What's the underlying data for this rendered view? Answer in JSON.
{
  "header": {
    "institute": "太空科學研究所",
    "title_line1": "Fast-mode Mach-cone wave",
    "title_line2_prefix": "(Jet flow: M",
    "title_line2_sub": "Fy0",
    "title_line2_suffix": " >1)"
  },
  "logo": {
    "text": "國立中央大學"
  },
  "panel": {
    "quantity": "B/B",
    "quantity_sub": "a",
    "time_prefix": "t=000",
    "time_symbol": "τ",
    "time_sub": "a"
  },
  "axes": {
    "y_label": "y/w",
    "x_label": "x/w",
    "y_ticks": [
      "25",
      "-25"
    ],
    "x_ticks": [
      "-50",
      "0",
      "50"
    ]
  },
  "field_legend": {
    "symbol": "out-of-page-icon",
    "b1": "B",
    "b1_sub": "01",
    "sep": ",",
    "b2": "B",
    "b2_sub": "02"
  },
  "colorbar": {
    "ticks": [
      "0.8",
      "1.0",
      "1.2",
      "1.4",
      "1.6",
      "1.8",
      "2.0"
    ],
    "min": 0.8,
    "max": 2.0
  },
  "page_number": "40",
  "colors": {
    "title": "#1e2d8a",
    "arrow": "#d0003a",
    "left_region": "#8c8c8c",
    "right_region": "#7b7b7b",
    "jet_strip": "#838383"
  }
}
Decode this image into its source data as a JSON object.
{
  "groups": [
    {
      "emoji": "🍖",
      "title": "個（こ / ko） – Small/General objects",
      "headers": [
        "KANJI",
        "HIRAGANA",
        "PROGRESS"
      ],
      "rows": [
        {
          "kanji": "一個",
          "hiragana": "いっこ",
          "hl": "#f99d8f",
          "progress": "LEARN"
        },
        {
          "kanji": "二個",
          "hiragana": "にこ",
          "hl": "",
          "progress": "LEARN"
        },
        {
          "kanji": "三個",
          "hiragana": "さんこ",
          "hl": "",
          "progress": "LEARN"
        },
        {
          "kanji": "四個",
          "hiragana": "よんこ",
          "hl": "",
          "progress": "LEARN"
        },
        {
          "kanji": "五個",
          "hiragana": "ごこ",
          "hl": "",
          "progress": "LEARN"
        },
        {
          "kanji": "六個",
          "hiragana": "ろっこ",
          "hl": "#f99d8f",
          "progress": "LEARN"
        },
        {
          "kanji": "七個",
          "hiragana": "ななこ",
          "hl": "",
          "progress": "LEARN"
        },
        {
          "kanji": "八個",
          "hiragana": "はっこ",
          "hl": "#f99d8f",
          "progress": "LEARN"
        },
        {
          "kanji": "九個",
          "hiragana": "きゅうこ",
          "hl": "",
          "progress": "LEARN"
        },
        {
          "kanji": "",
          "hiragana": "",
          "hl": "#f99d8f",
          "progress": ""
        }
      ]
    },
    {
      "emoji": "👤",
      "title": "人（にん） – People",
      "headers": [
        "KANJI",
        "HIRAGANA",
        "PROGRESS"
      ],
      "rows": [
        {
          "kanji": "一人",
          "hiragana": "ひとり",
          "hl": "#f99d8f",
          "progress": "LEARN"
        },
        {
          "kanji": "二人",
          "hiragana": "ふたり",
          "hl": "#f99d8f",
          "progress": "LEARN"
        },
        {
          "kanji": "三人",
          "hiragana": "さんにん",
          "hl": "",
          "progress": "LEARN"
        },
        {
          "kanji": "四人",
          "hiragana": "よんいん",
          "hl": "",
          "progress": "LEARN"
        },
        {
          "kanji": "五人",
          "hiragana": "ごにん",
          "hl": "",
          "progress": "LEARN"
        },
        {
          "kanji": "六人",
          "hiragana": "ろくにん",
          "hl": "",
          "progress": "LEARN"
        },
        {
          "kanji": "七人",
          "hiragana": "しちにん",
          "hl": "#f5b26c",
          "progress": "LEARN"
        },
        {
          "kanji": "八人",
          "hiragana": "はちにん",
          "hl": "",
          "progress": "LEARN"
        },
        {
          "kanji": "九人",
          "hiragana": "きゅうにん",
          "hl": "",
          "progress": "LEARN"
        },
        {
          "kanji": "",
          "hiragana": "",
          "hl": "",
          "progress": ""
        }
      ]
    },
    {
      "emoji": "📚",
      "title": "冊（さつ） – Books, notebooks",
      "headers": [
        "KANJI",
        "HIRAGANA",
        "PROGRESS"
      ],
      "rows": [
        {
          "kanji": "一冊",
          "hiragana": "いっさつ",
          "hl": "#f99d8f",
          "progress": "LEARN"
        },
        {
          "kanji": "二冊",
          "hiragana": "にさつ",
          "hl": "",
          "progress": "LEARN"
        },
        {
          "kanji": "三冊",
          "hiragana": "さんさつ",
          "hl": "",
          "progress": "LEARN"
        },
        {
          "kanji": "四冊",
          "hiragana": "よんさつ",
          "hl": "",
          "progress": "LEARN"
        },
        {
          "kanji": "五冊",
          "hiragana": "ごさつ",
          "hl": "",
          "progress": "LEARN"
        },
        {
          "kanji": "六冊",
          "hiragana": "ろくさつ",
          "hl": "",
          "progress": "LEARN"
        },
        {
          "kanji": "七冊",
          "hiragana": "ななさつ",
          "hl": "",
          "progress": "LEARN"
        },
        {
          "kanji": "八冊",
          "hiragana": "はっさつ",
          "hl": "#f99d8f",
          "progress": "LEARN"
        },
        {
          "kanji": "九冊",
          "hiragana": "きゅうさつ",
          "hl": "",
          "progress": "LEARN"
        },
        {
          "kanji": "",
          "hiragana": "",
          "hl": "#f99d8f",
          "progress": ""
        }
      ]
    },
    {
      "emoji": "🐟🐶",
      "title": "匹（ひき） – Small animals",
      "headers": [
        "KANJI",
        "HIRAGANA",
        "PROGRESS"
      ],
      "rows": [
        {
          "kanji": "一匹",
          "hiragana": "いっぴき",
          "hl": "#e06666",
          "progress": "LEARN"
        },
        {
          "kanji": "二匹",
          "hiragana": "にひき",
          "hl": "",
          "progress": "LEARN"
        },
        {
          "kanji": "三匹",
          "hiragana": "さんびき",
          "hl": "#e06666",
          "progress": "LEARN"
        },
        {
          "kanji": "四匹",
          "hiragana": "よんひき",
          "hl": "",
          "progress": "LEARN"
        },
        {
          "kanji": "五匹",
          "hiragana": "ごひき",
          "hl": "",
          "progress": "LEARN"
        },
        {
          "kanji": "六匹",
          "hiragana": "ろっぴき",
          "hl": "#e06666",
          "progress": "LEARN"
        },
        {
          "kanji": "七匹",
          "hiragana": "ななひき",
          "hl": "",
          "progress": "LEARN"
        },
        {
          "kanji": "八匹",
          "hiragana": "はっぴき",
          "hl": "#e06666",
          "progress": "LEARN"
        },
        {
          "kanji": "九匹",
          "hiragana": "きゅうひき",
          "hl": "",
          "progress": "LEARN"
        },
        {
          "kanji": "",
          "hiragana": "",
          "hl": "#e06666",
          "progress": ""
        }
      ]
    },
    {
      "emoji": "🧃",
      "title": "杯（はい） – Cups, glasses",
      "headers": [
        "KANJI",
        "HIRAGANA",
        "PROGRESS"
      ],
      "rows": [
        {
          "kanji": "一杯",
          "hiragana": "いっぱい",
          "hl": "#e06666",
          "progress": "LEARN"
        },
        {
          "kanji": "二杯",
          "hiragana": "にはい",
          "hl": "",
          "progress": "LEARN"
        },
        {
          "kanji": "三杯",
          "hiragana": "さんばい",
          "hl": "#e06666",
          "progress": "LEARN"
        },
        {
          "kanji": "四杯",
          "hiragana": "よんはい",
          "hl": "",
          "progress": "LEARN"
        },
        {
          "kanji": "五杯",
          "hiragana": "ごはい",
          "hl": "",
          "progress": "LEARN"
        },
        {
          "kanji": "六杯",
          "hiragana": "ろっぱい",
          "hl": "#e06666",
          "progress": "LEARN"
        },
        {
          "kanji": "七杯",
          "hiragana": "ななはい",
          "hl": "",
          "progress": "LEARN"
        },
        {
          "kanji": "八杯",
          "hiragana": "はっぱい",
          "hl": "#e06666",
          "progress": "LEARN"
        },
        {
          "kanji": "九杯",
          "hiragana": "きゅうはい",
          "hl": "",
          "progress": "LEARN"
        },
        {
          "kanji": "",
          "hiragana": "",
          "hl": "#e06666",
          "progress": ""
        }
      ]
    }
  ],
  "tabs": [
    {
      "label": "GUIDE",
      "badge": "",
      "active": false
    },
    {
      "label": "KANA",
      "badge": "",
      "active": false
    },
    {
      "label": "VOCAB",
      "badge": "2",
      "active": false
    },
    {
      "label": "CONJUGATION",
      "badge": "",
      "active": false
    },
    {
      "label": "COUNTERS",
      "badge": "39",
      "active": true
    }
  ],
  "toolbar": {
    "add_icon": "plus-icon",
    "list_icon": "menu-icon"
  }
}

- **PROMPT**
For the entries above, state how many lines contain the word "Small". Provide the number by itself.

- **ANSWER BELOW**
2